(Lista de exercícios)
1) Imprima o trecho do texto sobre o Correo Compras começando em "A Argentina foi" e seguindo até "na América Latina.".
2) Responda às perguntas seguintes com base no texto sobre o Correo Compras.
(a) Que empresa estatal vai administrar a plataforma?
(b) Qual era o percentual de uso da internet na Argentina antes da pandemia?
(c) O Congresso de qual país publicou um relatório sobre a Big Tech?
---------- Texto
Em outubro, uma investigação histórica do Congresso dos Estados Unidos sobre a Big Tech publicou um relatório propondo uma série de regulamentações para controlar o poder de gigantes da tecnologia, como a Amazon. Mas e se, em vez de depender de regulamentações, os Estados Unidos introduzissem um novo mercado online que oferecesse preços baixos aos consumidores, custos mais baixos para os comerciantes e salários dignos para os trabalhadores do comércio eletrônico?

Em outubro, a Argentina anunciou a criação de um mercado online chamado “Correo Compras”. A plataforma será administrada por uma empresa estatal, o Correo Argentino, que também é o serviço postal oficial do país.

A Argentina foi severamente atingida pela pandemia de covid-19 e seu lockdown e medidas de quarentena estão entre os mais longos. Mesmo antes da pandemia, o uso da internet na Argentina já era alto (74%), e desde a quarentena, o comércio eletrônico e outros serviços digitais prosperaram no país. Por meio de sua opção de propriedade pública, o governo pretende oferecer uma alternativa ao atual domínio do setor privado de comércio eletrônico na América Latina.
--------------------
---------- Dados fornecidos
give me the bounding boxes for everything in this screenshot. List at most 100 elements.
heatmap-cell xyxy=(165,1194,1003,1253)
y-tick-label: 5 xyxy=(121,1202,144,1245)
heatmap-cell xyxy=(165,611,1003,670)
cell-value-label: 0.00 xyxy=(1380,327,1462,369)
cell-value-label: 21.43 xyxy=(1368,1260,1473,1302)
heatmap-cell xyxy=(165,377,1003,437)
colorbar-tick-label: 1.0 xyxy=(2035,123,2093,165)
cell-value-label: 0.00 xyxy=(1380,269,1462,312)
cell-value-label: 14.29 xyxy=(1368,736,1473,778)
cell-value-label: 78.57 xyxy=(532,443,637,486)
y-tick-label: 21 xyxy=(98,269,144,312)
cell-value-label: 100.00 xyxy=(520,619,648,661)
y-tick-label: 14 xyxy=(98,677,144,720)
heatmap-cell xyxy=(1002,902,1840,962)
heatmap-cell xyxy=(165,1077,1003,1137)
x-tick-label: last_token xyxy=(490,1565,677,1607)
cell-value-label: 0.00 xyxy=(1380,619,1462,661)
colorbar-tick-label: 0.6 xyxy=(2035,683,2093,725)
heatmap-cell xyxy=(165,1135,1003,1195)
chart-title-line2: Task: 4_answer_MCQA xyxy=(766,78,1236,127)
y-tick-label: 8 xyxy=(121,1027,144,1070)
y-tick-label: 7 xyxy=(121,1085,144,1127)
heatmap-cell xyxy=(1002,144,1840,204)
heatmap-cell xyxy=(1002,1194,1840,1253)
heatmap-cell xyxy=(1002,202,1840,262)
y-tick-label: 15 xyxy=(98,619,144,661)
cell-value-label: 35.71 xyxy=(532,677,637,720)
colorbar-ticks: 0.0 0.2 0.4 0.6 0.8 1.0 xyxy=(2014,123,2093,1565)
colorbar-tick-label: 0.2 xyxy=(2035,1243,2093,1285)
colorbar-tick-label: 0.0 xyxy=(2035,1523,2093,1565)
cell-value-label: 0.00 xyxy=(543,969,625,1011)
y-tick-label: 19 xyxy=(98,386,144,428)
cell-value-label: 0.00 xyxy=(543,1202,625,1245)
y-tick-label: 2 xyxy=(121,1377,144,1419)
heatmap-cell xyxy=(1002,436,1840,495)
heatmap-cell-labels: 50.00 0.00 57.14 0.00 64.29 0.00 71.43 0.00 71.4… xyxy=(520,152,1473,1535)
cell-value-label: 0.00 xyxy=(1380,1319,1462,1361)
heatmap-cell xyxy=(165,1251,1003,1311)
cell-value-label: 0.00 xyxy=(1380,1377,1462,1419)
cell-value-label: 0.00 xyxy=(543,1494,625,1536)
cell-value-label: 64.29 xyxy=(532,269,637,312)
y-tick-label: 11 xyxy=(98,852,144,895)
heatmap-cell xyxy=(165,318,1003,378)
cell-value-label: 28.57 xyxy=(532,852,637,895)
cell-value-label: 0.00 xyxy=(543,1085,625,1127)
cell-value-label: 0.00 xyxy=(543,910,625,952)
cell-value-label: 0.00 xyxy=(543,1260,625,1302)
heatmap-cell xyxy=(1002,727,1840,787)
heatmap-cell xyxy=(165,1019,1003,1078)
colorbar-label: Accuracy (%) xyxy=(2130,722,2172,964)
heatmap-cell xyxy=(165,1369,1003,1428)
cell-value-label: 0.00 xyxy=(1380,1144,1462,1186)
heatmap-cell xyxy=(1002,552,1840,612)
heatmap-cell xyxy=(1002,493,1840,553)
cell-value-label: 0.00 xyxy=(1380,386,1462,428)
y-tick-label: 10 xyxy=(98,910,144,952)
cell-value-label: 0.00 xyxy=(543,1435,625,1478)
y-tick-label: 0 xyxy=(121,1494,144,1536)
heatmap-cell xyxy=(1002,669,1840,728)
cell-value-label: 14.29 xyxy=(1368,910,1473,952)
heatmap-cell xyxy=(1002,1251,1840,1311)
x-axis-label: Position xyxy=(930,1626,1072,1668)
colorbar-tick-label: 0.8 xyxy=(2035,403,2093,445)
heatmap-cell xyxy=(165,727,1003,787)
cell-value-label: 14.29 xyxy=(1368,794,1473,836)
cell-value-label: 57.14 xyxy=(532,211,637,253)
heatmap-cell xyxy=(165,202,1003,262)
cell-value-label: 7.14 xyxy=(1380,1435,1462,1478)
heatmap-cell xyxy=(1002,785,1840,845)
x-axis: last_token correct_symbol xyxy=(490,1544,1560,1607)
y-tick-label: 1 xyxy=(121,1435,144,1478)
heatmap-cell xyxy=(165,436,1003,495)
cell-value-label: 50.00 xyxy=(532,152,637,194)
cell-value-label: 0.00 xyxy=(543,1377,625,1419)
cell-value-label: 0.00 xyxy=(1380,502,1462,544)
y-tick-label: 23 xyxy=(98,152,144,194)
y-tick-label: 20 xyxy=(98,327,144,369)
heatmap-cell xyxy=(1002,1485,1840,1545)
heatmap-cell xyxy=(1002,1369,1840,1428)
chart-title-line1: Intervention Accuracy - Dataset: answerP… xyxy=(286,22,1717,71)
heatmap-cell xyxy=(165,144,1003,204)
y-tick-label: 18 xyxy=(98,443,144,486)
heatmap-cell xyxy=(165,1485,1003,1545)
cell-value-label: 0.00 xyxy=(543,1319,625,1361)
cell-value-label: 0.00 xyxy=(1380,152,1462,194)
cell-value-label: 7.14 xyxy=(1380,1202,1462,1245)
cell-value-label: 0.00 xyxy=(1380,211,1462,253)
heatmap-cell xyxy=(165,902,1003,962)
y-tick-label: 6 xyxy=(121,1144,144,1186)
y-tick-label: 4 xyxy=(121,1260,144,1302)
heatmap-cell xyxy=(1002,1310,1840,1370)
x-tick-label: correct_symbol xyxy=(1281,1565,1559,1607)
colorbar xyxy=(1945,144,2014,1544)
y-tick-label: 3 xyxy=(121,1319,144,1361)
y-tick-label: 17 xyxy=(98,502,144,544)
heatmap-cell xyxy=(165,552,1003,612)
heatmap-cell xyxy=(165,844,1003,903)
--------------------
(Respostas dos exercícios)
1)
A Argentina foi severamente atingida pela pandemia de covid-19 e seu lockdown e medidas de quarentena estão entre os mais longos. Mesmo antes da pandemia, o uso da internet na Argentina já era alto (74%), e desde a quarentena, o comércio eletrônico e outros serviços digitais prosperaram no país. Por meio de sua opção de propriedade pública, o governo pretende oferecer uma alternativa ao atual domínio do setor privado de comércio eletrônico na América Latina.

2)
(a) O Correo Argentino.
(b) 74%.
(c) Dos Estados Unidos.